WHAT TO WORK ON: Show every line in the records below that contains the word "více".
[START OF THE DATA]
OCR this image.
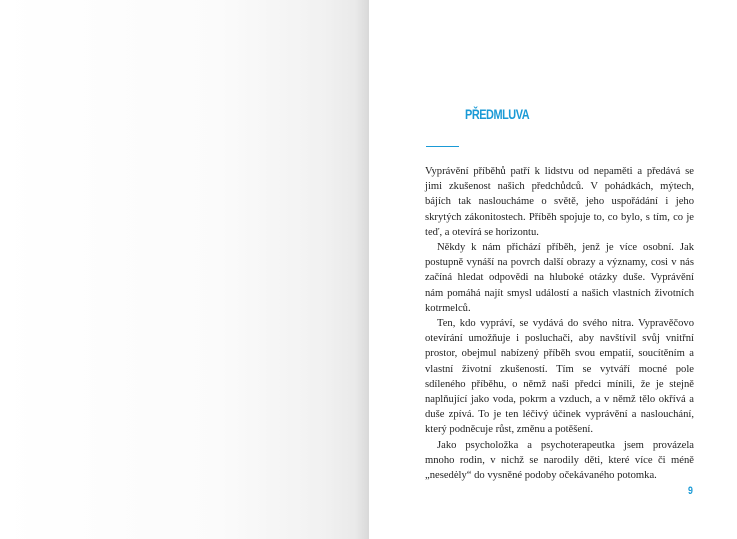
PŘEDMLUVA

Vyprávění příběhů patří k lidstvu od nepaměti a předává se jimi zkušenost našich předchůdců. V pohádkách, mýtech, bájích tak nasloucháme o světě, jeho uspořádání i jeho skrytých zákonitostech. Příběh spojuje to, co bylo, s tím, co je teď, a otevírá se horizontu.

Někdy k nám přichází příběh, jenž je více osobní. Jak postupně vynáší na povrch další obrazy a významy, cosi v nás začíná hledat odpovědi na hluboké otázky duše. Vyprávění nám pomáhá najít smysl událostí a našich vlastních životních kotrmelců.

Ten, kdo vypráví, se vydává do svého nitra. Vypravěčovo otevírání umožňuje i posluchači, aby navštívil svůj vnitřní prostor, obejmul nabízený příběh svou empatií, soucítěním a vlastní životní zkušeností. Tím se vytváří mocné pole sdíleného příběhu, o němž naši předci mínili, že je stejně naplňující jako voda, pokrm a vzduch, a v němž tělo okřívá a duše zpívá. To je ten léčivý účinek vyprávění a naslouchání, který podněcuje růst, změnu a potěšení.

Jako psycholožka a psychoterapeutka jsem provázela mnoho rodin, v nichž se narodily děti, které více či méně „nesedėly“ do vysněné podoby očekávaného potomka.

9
[END OF THE DATA]
REPLY:
Někdy k nám přichází příběh, jenž je více osobní. Jak postupně vynáší na povrch další obrazy a významy, cosi v nás začíná hledat odpovědi na hluboké otázky duše. Vyprávění nám pomáhá najít smysl událostí a našich vlastních životních kotrmelců.
Jako psycholožka a psychoterapeutka jsem provázela mnoho rodin, v nichž se narodily děti, které více či méně „nesedėly“ do vysněné podoby očekávaného potomka.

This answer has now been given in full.